### Page
Originally Posted by hakeber
First, I should apologize forlast few posts, they were writen quickly and off the cuff without my usual editing before posting...I had a heavy load of cover lessons today and was posting between bells. Not my usual style.
It was a peer thing, and I knew exactly what was going on. The single most logical thing I could have done would have been to have banned him from hanging out with that particular friend at all, but it's a strategy I don't believe in at all. He was getting something out of that friendship. I never figured out what, and I'm not sure ds1 did, either, and that friendship thankfully died a natural death a couple of years later. He basically didn't want to say "no" to someone, in the context of a very dysfunctional frienship. (This was quite common with this particular young man, and ds1 wasn't the only child who went through this with him, although they were "best friends", so it was a little more severe with him.)
So did he resent the grounding or did he actually see it as a relief to not have to be around a bully? Was there a lesson he learned and was it the lesson you wanted (that mom gets real scared when you disappear and it is not nice to make people we love worry and fret?...or something like that...that is the lesson I'd want my DS to learn) Did it have the desired long term effect and would you do it again?
To the best of my recollection, he didn't resent it or see it as a relief. He still got to spend time with his "friend" during school hours that week, which he did want to do. He didn't resent it, because he knew that he's been inconsiderate and in violation of reasonable rules, set up to keep the whole family running smoothly. In the long term...well, he never did it again, and he's 18 now. We have a pretty good relationship, overall. And, yes - I'd definitely do it again.
Excuse me? What made you think I was going to roll my eyes?

### Task to carry out
Pick up the forum post about a son's grounding after its last line and write what comes next.

### Records supplied
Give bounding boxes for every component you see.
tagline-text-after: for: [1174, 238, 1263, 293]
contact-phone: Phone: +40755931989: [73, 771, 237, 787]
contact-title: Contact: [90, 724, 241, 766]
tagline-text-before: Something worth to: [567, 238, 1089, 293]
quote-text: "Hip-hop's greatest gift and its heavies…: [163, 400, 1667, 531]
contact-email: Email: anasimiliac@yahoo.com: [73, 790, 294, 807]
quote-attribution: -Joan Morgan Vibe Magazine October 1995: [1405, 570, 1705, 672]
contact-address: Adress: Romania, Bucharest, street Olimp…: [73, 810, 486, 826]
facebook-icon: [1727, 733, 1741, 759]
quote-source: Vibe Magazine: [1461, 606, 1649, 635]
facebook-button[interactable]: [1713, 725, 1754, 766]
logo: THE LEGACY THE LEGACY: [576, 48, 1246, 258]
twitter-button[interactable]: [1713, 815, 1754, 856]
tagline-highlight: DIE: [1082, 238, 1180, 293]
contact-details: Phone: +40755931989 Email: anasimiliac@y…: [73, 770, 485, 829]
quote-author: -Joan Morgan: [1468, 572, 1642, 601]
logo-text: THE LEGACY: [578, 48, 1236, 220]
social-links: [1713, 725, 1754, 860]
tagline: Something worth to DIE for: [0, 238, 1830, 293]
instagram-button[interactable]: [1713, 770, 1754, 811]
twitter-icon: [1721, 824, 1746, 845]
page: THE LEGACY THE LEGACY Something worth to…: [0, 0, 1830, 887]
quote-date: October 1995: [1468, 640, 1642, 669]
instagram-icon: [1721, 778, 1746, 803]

### Result
No nothing you said...just I have seen a lot of folks make these sort of comments, so...I was being premeptively snarky...It wasn't anything personal, I promise. I am sorry it offended you. I didn't mean it that way.
Ah - gotcha. :)
Well, I absolutely did prefer being smacked, but they weren't the same thing, in any case. It wasn't about an attempt to shame. Mostly, I think it was about an attempt to get our attention, when everything else had failed.
But then according to several folks here that is the point of spanking, too, so what's the difference exactly? The truth is it may not have been intended to shame you, but as you said, it did. And that is the point many here are trying to make, that intentions are not always relevant to the result. Just because someone means their discipline to be loving and protective, doesn't make the result less violent if the receiver sees it as violence. And if I had a kid who liked being spanked, who didn't feel scared or upset by the cosequence, or wanted me to spank them for being bad, I'd be quite concerned to say the least. Wouldn't you? Our parents were doing the best they could, which is all we are going to be able to do either, but we can learn from eachother, can't we?
Okay - I think I slipped up in communication there. It was the spanking that I was talking about when I said it was mostly an attempt to get our attention, not an attempt to shame. My mom's mom was really big on shaming kids, and mom never did anything with the deliberate attempt to shame us. I'm not sure what you mean when you say "liked" being spanked or wasn't scared or upset. I was scared of mom, just because she spanked us sometimes. I was upset when I got spanked. But, I'd have rather had a spanking any day than feel as if I'd disappointed her. It wasn't about some kind of "I'm such a bad kid - punish me" thing - spankings were just relatively minor, clean and over with quickly. The times that she made me feel as if she was disappointed in me weren't usually about attempts to discipline. It was a communication style that went wrong and didn't work out...and it hurt like hell. I never really received spankings as violence, in the sense you're talking about, which makes this whole discussion...wobbly. If the definition of violence is more about the person on the receiving end, and I perceived the "I'm sooo disappointed in you" vibe as being more damaging, etc. than a spanking, then which was more violent?
Why? It didn't fit their own views of how to handle the situation. And, if they had been of the mind to just gun him down in the street, they would have happily gunned down a huge number of those million disciples, too. That doesn't mean what he did was meaningless, but the success of it had a lot to do with the particular people he used that strategy with, as well.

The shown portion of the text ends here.